• Passage source
________________
Le régime de Damas est tombé et le Kremlin a exfiltré Bachar el-Assad, considéré comme une sorte de réfugié humanitaire. Désormais se pose la question des bases russes en Syrie. Nonobstant l’agitation qu’on y observe, leur sort serait « en suspens » (Dmitri Peskov, 16 décembre 2024). D’aucuns spéculent sur le « pragmatisme » de Vladimir Poutine, prêt à transiger avec les « combattants armés » et autres « représentants de l’opposition ». Les enjeux stratégiques, donc géopolitiques, sont majeurs. Aussi importe-t-il de pousser ce qui tombe.
L’effondrement du régime de Damas, le 8 décembre dernier, met en question le pouvoir et l’influence de la Russie en Syrie, ce qui constitue un tournant historique. Les mots ne sont pas galvaudés : alors même que le mandat français, au lendemain de la Deuxième Guerre mondiale, n’était pas achevé, Moscou livrait des armes et négociait une alliance avec la Syrie, sas d’entrée dans une région où l’Angleterre était encore hégémonique ; l’histoire des rapports diplomatico-stratégiques entre Moscou et Damas s’inscrit dans la longue durée, avec en toile de fond la fameuse « Question d’Orient » et la stratégie dite des « mers chaudes ». Aussi ne faudrait-il pas croire que Poutine, tel un trader échaudé, acceptera ses pertes pour passer à autre chose1 (le seul front ukrainien).
________________
• Données fournies

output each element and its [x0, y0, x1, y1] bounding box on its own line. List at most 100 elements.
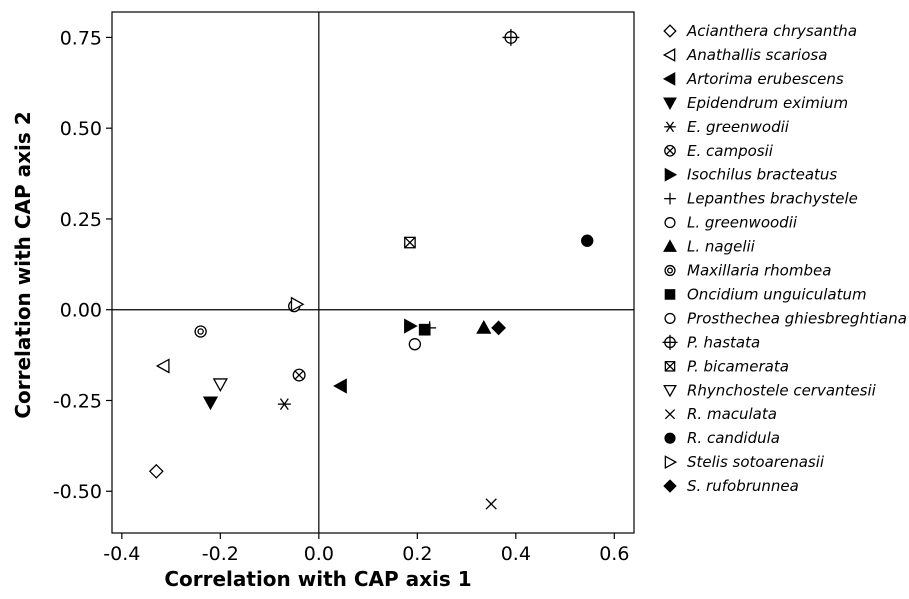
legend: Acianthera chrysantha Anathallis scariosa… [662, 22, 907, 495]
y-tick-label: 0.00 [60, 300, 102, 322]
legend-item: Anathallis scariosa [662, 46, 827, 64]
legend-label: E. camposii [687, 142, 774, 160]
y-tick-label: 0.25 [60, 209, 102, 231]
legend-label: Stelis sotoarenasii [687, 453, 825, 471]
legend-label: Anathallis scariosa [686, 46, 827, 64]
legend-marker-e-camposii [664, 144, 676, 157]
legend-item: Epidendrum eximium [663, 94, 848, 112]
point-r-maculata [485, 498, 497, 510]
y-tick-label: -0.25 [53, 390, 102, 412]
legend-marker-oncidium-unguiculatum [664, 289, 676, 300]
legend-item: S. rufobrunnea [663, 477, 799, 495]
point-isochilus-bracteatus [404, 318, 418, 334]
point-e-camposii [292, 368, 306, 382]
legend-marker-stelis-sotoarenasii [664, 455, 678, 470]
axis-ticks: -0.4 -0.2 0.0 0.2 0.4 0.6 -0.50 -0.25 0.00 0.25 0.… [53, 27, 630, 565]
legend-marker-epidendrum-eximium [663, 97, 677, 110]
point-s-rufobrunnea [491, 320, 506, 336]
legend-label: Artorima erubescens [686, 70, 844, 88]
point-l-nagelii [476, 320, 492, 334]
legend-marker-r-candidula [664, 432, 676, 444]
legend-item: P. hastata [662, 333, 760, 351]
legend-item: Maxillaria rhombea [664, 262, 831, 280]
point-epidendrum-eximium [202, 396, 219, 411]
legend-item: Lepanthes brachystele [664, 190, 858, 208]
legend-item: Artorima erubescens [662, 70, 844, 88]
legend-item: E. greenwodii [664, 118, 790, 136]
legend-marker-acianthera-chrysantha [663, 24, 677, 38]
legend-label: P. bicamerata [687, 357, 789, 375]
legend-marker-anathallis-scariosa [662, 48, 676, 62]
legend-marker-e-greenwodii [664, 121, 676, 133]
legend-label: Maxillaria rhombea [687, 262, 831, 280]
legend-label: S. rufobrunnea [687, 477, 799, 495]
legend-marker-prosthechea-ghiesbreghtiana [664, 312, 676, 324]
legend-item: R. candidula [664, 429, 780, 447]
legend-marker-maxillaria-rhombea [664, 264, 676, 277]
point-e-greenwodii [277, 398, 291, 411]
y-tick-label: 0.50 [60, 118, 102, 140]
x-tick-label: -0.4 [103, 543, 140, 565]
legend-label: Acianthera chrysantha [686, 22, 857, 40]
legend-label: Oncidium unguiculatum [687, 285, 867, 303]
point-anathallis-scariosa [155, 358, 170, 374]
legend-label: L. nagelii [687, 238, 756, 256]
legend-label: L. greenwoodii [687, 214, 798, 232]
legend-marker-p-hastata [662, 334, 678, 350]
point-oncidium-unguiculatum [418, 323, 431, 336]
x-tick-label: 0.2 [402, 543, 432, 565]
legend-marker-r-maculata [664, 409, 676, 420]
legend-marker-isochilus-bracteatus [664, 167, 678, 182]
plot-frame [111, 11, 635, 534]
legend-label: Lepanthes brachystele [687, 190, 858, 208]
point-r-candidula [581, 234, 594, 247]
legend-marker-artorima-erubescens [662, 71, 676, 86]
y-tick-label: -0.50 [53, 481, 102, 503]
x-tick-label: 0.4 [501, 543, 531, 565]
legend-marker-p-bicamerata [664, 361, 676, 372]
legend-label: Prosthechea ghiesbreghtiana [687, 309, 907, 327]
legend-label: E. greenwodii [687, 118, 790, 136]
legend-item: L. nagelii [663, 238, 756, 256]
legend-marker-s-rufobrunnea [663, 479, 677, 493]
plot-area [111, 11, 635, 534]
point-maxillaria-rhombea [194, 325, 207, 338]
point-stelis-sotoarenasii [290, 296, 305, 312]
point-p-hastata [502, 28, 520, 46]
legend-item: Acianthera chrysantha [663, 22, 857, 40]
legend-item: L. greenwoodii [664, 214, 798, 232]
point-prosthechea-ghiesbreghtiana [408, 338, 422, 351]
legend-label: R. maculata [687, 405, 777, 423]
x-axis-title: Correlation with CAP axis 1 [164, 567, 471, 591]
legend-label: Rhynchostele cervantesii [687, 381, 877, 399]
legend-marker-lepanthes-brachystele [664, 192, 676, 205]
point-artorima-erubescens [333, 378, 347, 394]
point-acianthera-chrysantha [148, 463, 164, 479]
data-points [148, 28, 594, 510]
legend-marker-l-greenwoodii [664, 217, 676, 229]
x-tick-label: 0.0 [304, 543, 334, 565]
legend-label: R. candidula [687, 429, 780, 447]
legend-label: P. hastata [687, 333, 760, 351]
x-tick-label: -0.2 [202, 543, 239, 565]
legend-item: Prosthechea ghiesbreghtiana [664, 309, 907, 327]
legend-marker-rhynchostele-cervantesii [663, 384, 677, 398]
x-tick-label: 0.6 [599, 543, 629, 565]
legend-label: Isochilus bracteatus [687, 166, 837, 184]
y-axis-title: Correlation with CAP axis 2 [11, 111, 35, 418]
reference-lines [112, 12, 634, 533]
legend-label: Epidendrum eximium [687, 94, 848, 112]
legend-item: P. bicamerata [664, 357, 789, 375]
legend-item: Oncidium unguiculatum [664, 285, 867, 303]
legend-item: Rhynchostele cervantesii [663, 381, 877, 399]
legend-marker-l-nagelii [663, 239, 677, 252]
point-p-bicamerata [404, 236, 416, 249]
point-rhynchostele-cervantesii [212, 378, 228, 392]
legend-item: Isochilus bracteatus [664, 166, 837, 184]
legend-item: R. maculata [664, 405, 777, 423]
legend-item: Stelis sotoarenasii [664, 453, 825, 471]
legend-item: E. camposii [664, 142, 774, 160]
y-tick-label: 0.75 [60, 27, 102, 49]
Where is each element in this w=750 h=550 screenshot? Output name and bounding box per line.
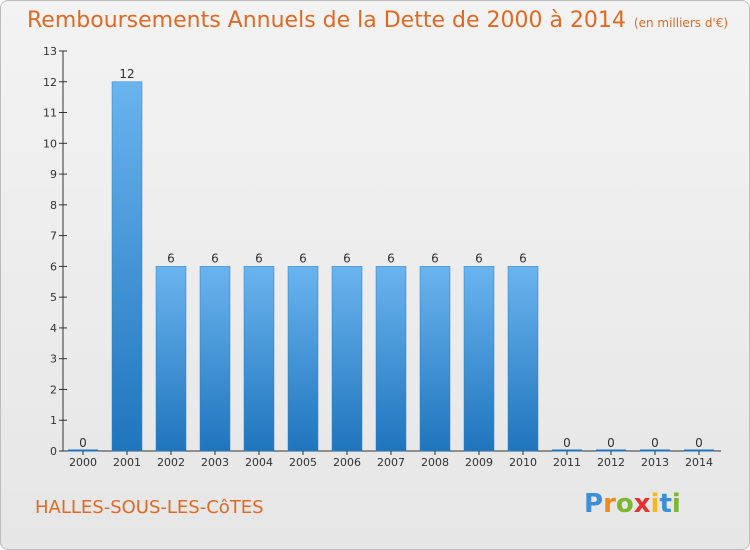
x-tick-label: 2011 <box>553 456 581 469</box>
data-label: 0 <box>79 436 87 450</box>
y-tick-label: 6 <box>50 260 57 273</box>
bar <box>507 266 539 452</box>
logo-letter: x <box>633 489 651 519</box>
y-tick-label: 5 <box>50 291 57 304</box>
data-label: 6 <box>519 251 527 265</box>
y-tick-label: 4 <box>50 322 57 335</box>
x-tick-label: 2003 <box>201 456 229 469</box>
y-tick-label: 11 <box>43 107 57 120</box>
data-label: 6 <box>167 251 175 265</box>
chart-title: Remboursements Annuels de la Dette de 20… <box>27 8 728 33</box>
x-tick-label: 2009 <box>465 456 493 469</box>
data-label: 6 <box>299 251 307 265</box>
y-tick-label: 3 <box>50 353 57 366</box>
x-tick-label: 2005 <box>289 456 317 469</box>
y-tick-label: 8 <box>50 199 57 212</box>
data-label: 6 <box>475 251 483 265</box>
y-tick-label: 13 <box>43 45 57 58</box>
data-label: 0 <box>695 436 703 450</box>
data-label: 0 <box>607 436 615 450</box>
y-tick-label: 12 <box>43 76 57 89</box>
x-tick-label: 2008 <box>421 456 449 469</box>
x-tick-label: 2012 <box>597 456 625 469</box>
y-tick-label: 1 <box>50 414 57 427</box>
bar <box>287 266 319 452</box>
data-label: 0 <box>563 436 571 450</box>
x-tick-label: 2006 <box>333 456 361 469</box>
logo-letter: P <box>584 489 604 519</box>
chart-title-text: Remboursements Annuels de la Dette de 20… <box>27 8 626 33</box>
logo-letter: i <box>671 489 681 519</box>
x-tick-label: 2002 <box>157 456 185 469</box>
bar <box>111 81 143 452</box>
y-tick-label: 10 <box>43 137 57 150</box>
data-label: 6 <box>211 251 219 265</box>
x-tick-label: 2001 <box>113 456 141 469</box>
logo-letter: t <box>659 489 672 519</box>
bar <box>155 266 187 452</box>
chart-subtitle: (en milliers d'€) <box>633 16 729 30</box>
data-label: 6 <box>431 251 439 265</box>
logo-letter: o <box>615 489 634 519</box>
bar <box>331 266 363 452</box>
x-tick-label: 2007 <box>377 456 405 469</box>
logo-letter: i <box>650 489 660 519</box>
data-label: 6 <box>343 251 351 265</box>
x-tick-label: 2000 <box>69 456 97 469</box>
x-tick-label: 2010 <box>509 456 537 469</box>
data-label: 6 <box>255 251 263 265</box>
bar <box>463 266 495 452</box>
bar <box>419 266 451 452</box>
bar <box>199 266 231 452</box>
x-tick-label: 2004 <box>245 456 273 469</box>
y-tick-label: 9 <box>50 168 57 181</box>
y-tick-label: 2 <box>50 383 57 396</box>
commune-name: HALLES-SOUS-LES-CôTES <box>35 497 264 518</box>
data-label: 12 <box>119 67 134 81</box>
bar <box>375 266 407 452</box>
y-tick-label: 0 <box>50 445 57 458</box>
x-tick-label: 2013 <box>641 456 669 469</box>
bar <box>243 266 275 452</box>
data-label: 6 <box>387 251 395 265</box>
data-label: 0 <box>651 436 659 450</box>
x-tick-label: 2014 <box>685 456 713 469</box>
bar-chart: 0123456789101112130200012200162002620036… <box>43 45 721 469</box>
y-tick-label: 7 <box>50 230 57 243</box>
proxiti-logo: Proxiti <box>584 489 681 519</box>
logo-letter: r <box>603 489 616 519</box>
________________
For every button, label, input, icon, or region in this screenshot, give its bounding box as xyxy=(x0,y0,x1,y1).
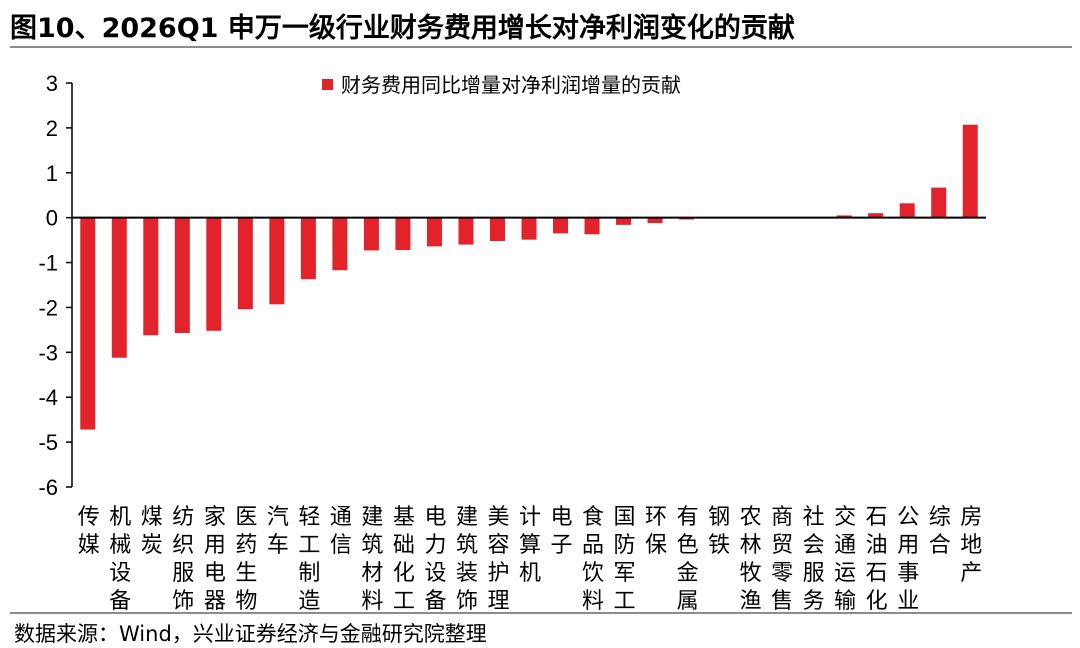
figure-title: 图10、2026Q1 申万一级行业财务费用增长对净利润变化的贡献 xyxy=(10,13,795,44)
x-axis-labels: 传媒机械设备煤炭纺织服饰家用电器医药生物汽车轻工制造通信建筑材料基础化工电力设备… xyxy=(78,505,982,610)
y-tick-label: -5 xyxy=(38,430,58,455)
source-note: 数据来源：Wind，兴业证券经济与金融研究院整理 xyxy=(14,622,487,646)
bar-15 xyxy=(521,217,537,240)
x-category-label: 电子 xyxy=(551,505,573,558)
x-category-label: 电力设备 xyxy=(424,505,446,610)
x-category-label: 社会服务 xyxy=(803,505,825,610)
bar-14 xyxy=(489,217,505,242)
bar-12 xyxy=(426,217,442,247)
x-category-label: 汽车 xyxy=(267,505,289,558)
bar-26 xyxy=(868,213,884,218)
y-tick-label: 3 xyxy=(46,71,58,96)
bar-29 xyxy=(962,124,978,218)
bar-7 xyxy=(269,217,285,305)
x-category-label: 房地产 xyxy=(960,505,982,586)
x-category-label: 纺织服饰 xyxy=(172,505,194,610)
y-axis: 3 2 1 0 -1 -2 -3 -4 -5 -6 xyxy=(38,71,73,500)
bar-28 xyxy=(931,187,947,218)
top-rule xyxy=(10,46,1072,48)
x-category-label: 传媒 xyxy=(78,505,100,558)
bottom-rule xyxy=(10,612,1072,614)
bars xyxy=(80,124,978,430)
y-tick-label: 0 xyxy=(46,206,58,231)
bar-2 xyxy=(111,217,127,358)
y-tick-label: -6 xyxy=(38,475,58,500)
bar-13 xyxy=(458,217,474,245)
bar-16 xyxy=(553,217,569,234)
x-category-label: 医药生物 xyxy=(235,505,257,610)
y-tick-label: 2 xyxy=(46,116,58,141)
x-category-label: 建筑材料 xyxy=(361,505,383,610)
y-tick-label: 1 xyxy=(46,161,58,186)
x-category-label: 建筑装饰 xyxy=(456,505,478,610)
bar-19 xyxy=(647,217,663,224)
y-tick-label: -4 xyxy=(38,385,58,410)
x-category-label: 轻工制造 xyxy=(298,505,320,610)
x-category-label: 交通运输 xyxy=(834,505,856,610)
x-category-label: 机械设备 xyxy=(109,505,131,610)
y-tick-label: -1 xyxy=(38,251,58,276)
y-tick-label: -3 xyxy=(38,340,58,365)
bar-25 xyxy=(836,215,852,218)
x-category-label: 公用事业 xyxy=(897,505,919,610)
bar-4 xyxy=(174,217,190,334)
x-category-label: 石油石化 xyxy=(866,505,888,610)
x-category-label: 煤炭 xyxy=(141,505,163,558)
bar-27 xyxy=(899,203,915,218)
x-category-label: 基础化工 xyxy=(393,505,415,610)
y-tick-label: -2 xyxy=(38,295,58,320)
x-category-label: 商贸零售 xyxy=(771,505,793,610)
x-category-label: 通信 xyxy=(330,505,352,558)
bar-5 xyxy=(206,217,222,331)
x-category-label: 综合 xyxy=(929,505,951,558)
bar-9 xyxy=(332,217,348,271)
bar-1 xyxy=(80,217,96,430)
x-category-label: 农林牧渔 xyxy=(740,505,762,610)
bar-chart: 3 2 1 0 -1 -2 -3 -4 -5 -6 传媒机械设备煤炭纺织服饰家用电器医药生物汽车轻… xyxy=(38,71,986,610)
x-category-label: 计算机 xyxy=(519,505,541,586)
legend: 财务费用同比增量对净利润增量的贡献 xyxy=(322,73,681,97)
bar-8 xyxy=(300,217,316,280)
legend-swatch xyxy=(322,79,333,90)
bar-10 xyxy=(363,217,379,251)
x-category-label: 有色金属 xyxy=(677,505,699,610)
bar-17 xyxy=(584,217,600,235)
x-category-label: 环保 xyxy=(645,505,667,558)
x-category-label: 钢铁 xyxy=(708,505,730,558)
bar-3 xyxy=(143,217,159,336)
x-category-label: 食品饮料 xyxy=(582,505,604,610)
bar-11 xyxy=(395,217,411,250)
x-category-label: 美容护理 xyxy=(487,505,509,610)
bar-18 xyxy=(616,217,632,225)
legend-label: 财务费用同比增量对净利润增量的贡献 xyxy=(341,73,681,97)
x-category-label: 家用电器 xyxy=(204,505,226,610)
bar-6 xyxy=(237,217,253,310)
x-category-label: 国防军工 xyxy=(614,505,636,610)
________________
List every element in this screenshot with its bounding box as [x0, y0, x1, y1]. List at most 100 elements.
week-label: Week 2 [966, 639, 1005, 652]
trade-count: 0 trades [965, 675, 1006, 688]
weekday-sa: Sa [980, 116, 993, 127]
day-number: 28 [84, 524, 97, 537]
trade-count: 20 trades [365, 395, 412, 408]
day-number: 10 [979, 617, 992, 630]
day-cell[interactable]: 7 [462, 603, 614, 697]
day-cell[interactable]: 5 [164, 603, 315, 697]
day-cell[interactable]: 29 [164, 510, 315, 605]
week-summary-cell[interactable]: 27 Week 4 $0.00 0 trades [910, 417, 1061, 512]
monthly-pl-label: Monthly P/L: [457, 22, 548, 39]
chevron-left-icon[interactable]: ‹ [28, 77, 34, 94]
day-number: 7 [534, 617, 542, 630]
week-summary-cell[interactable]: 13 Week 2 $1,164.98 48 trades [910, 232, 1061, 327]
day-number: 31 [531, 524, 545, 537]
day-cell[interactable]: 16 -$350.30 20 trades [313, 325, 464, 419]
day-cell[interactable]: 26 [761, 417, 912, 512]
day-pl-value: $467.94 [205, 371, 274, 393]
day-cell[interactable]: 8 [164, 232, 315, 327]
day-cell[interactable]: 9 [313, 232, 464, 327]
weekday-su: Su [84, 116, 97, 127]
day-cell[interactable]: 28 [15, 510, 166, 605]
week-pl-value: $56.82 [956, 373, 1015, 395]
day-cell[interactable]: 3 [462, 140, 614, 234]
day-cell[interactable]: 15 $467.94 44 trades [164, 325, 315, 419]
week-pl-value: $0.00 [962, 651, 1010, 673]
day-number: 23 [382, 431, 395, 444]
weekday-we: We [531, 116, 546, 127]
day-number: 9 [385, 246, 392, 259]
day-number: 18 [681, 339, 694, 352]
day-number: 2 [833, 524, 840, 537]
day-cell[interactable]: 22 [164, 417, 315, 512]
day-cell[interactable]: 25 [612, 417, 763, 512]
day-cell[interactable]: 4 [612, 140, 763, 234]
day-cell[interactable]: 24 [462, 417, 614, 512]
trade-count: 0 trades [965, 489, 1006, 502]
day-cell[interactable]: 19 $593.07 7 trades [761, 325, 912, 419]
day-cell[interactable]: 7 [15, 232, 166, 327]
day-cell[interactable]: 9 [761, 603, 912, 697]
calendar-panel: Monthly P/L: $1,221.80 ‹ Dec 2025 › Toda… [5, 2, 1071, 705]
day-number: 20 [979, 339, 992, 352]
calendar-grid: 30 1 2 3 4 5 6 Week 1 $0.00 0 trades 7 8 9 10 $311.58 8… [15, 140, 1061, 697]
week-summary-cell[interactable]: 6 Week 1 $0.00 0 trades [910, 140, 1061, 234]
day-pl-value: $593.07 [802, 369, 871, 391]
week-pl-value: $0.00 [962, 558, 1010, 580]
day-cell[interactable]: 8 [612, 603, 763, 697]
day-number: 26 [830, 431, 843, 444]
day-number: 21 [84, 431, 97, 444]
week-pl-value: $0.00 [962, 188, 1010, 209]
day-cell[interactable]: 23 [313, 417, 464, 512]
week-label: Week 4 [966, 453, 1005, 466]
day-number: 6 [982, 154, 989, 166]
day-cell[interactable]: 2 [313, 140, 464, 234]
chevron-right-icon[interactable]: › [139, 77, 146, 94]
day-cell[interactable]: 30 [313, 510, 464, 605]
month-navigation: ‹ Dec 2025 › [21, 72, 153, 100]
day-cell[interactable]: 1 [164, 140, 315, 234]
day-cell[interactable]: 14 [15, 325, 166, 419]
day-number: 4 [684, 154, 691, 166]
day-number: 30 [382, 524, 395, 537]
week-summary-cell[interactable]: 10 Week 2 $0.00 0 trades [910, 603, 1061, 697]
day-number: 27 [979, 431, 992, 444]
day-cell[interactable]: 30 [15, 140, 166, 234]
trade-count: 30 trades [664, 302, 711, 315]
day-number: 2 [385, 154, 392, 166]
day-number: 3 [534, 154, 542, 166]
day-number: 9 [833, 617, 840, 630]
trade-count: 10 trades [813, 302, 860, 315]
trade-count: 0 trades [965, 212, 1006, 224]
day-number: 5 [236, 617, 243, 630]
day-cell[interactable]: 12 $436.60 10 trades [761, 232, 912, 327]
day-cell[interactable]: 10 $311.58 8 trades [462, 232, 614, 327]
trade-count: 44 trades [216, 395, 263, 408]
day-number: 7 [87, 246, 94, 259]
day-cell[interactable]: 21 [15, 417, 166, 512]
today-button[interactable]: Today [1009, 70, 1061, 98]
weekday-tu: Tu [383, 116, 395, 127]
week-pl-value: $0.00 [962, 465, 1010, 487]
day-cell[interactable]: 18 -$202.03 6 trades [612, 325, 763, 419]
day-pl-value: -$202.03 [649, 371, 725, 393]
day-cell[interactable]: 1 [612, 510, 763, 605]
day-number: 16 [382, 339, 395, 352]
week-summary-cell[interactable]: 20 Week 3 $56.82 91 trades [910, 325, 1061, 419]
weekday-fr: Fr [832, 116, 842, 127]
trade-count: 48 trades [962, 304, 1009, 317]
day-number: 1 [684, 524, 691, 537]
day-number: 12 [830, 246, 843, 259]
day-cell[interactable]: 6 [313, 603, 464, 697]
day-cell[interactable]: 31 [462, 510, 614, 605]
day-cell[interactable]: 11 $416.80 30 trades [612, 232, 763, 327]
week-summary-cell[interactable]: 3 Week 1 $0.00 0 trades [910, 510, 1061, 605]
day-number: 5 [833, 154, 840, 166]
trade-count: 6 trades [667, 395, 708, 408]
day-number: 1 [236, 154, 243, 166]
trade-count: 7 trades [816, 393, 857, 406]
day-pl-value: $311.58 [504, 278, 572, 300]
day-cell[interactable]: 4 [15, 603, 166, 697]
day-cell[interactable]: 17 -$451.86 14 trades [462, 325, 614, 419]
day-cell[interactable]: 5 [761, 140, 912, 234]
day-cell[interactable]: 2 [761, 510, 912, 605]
________________
• Travail à faire
1 > Recopiez le passage source à partir de « L’effondrement du régime » et jusqu'à « seul front ukrainien). », en remplaçant « Moscou » par « le Kremlin ».
2 > D'après le passage source, quel jour le régime de Damas s'est-il effondré ?
Les items ne jouent aucun rôle ici.

• Réponses rédigées
1 >
L’effondrement du régime de Damas, le 8 décembre dernier, met en question le pouvoir et l’influence de la Russie en Syrie, ce qui constitue un tournant historique. Les mots ne sont pas galvaudés : alors même que le mandat français, au lendemain de la Deuxième Guerre mondiale, n’était pas achevé, le Kremlin livrait des armes et négociait une alliance avec la Syrie, sas d’entrée dans une région où l’Angleterre était encore hégémonique ; l’histoire des rapports diplomatico-stratégiques entre le Kremlin et Damas s’inscrit dans la longue durée, avec en toile de fond la fameuse « Question d’Orient » et la stratégie dite des « mers chaudes ». Aussi ne faudrait-il pas croire que Poutine, tel un trader échaudé, acceptera ses pertes pour passer à autre chose1 (le seul front ukrainien).

2 > Le 8 décembre.